**Task to complete:**
All of the lines below are to be printed again exactly; images are excluded from the output.

╭─ Record excerpts

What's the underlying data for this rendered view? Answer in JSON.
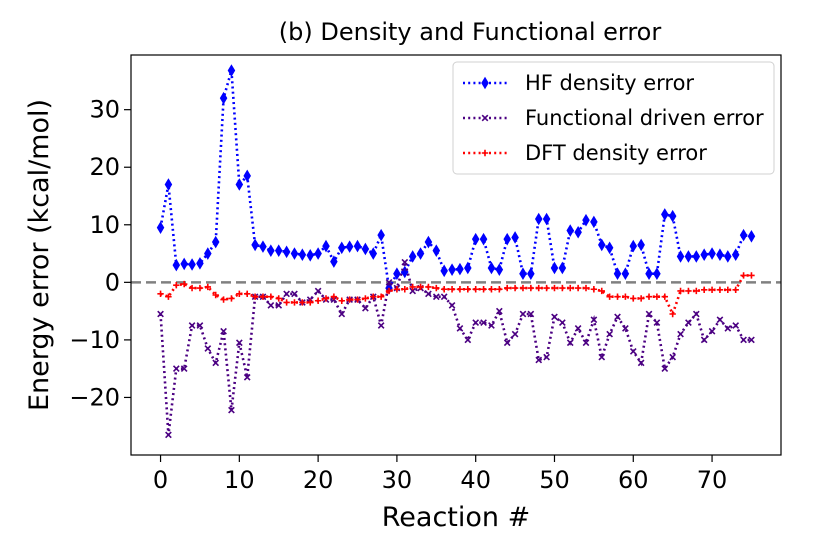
{
  "chart_data": {
    "type": "line",
    "title": "(b) Density and Functional error",
    "xlabel": "Reaction #",
    "ylabel": "Energy error (kcal/mol)",
    "xlim": [
      -3.75,
      78.75
    ],
    "ylim": [
      -30,
      39.5
    ],
    "xticks": [
      0,
      10,
      20,
      30,
      40,
      50,
      60,
      70
    ],
    "yticks": [
      -20,
      -10,
      0,
      10,
      20,
      30
    ],
    "xtick_labels": [
      "0",
      "10",
      "20",
      "30",
      "40",
      "50",
      "60",
      "70"
    ],
    "ytick_labels": [
      "−20",
      "−10",
      "0",
      "10",
      "20",
      "30"
    ],
    "grid": false,
    "legend_position": "top-right",
    "reference_line": {
      "y": 0,
      "style": "dashed",
      "color": "#808080"
    },
    "x": [
      0,
      1,
      2,
      3,
      4,
      5,
      6,
      7,
      8,
      9,
      10,
      11,
      12,
      13,
      14,
      15,
      16,
      17,
      18,
      19,
      20,
      21,
      22,
      23,
      24,
      25,
      26,
      27,
      28,
      29,
      30,
      31,
      32,
      33,
      34,
      35,
      36,
      37,
      38,
      39,
      40,
      41,
      42,
      43,
      44,
      45,
      46,
      47,
      48,
      49,
      50,
      51,
      52,
      53,
      54,
      55,
      56,
      57,
      58,
      59,
      60,
      61,
      62,
      63,
      64,
      65,
      66,
      67,
      68,
      69,
      70,
      71,
      72,
      73,
      74,
      75
    ],
    "series": [
      {
        "name": "HF density error",
        "color": "#0000ff",
        "marker": "diamond",
        "values": [
          9.5,
          17,
          3,
          3.2,
          3.1,
          3.3,
          5,
          7,
          32,
          36.8,
          17,
          18.5,
          6.5,
          6.2,
          5.5,
          5.5,
          5.3,
          5,
          4.8,
          4.7,
          5,
          6.3,
          3.6,
          6,
          6.2,
          6.3,
          5.8,
          5,
          8.2,
          -1,
          1.5,
          1.8,
          4.5,
          5,
          7,
          5.5,
          2,
          2.2,
          2.3,
          2.5,
          7.5,
          7.5,
          2.5,
          2.2,
          7.5,
          7.8,
          1.5,
          1.5,
          11,
          11,
          2.5,
          2.5,
          9,
          8.7,
          10.8,
          10.5,
          6.5,
          6,
          1.5,
          1.5,
          6.3,
          6.5,
          1.5,
          1.5,
          11.8,
          11.5,
          4.5,
          4.5,
          4.5,
          4.8,
          5,
          4.8,
          4.5,
          4.8,
          8.2,
          8
        ]
      },
      {
        "name": "Functional driven error",
        "color": "#4b0082",
        "marker": "x",
        "values": [
          -5.5,
          -26.5,
          -15,
          -15,
          -7.5,
          -7.5,
          -11.5,
          -14,
          -8.5,
          -22.2,
          -10.5,
          -16.5,
          -2.5,
          -2.5,
          -4,
          -4,
          -2,
          -2,
          -3.5,
          -3,
          -1.5,
          -3,
          -3,
          -5.5,
          -3,
          -3,
          -4.5,
          -2.5,
          -7.5,
          0,
          -1,
          3.5,
          -1.5,
          -1,
          -2,
          -2.5,
          -2.5,
          -4,
          -8,
          -10,
          -7,
          -7,
          -7.5,
          -5,
          -10.5,
          -9,
          -5.5,
          -5.5,
          -13.5,
          -13,
          -6,
          -7,
          -10.5,
          -8,
          -10.5,
          -6.5,
          -13,
          -9,
          -6,
          -8,
          -12,
          -14,
          -5.5,
          -7,
          -15,
          -13,
          -9,
          -7,
          -5.5,
          -10,
          -8.5,
          -6.5,
          -8,
          -7.5,
          -10,
          -10
        ]
      },
      {
        "name": "DFT density error",
        "color": "#ff0000",
        "marker": "plus",
        "values": [
          -2,
          -2.5,
          -0.5,
          -0.3,
          -1,
          -1,
          -0.8,
          -2.2,
          -3,
          -2.8,
          -2,
          -2,
          -2.5,
          -2.5,
          -2.5,
          -2.8,
          -3.5,
          -3.5,
          -3.5,
          -3.5,
          -3.2,
          -2.8,
          -2.5,
          -3.2,
          -3,
          -3,
          -2.8,
          -2.5,
          -2.5,
          -1.5,
          -1.2,
          -1.2,
          -0.8,
          -0.8,
          -0.8,
          -1,
          -1.2,
          -1.2,
          -1.2,
          -1.2,
          -1.2,
          -1.2,
          -1.2,
          -1.2,
          -1,
          -1,
          -1,
          -1,
          -1,
          -1,
          -1,
          -1,
          -1,
          -1,
          -1,
          -1.2,
          -1.5,
          -2.5,
          -2.5,
          -2.5,
          -2.8,
          -2.8,
          -2.5,
          -2.5,
          -2.5,
          -5.5,
          -1.5,
          -1.5,
          -1.5,
          -1.3,
          -1.3,
          -1.3,
          -1.3,
          -1.3,
          1.2,
          1.2
        ]
      }
    ]
  }
}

╰─

**Answer:**
What's the underlying data for this rendered view? Answer in JSON.
{
  "chart_data": {
    "type": "line",
    "title": "(b) Density and Functional error",
    "xlabel": "Reaction #",
    "ylabel": "Energy error (kcal/mol)",
    "xlim": [
      -3.75,
      78.75
    ],
    "ylim": [
      -30,
      39.5
    ],
    "xticks": [
      0,
      10,
      20,
      30,
      40,
      50,
      60,
      70
    ],
    "yticks": [
      -20,
      -10,
      0,
      10,
      20,
      30
    ],
    "xtick_labels": [
      "0",
      "10",
      "20",
      "30",
      "40",
      "50",
      "60",
      "70"
    ],
    "ytick_labels": [
      "−20",
      "−10",
      "0",
      "10",
      "20",
      "30"
    ],
    "grid": false,
    "legend_position": "top-right",
    "reference_line": {
      "y": 0,
      "style": "dashed",
      "color": "#808080"
    },
    "x": [
      0,
      1,
      2,
      3,
      4,
      5,
      6,
      7,
      8,
      9,
      10,
      11,
      12,
      13,
      14,
      15,
      16,
      17,
      18,
      19,
      20,
      21,
      22,
      23,
      24,
      25,
      26,
      27,
      28,
      29,
      30,
      31,
      32,
      33,
      34,
      35,
      36,
      37,
      38,
      39,
      40,
      41,
      42,
      43,
      44,
      45,
      46,
      47,
      48,
      49,
      50,
      51,
      52,
      53,
      54,
      55,
      56,
      57,
      58,
      59,
      60,
      61,
      62,
      63,
      64,
      65,
      66,
      67,
      68,
      69,
      70,
      71,
      72,
      73,
      74,
      75
    ],
    "series": [
      {
        "name": "HF density error",
        "color": "#0000ff",
        "marker": "diamond",
        "values": [
          9.5,
          17,
          3,
          3.2,
          3.1,
          3.3,
          5,
          7,
          32,
          36.8,
          17,
          18.5,
          6.5,
          6.2,
          5.5,
          5.5,
          5.3,
          5,
          4.8,
          4.7,
          5,
          6.3,
          3.6,
          6,
          6.2,
          6.3,
          5.8,
          5,
          8.2,
          -1,
          1.5,
          1.8,
          4.5,
          5,
          7,
          5.5,
          2,
          2.2,
          2.3,
          2.5,
          7.5,
          7.5,
          2.5,
          2.2,
          7.5,
          7.8,
          1.5,
          1.5,
          11,
          11,
          2.5,
          2.5,
          9,
          8.7,
          10.8,
          10.5,
          6.5,
          6,
          1.5,
          1.5,
          6.3,
          6.5,
          1.5,
          1.5,
          11.8,
          11.5,
          4.5,
          4.5,
          4.5,
          4.8,
          5,
          4.8,
          4.5,
          4.8,
          8.2,
          8
        ]
      },
      {
        "name": "Functional driven error",
        "color": "#4b0082",
        "marker": "x",
        "values": [
          -5.5,
          -26.5,
          -15,
          -15,
          -7.5,
          -7.5,
          -11.5,
          -14,
          -8.5,
          -22.2,
          -10.5,
          -16.5,
          -2.5,
          -2.5,
          -4,
          -4,
          -2,
          -2,
          -3.5,
          -3,
          -1.5,
          -3,
          -3,
          -5.5,
          -3,
          -3,
          -4.5,
          -2.5,
          -7.5,
          0,
          -1,
          3.5,
          -1.5,
          -1,
          -2,
          -2.5,
          -2.5,
          -4,
          -8,
          -10,
          -7,
          -7,
          -7.5,
          -5,
          -10.5,
          -9,
          -5.5,
          -5.5,
          -13.5,
          -13,
          -6,
          -7,
          -10.5,
          -8,
          -10.5,
          -6.5,
          -13,
          -9,
          -6,
          -8,
          -12,
          -14,
          -5.5,
          -7,
          -15,
          -13,
          -9,
          -7,
          -5.5,
          -10,
          -8.5,
          -6.5,
          -8,
          -7.5,
          -10,
          -10
        ]
      },
      {
        "name": "DFT density error",
        "color": "#ff0000",
        "marker": "plus",
        "values": [
          -2,
          -2.5,
          -0.5,
          -0.3,
          -1,
          -1,
          -0.8,
          -2.2,
          -3,
          -2.8,
          -2,
          -2,
          -2.5,
          -2.5,
          -2.5,
          -2.8,
          -3.5,
          -3.5,
          -3.5,
          -3.5,
          -3.2,
          -2.8,
          -2.5,
          -3.2,
          -3,
          -3,
          -2.8,
          -2.5,
          -2.5,
          -1.5,
          -1.2,
          -1.2,
          -0.8,
          -0.8,
          -0.8,
          -1,
          -1.2,
          -1.2,
          -1.2,
          -1.2,
          -1.2,
          -1.2,
          -1.2,
          -1.2,
          -1,
          -1,
          -1,
          -1,
          -1,
          -1,
          -1,
          -1,
          -1,
          -1,
          -1,
          -1.2,
          -1.5,
          -2.5,
          -2.5,
          -2.5,
          -2.8,
          -2.8,
          -2.5,
          -2.5,
          -2.5,
          -5.5,
          -1.5,
          -1.5,
          -1.5,
          -1.3,
          -1.3,
          -1.3,
          -1.3,
          -1.3,
          1.2,
          1.2
        ]
      }
    ]
  }
}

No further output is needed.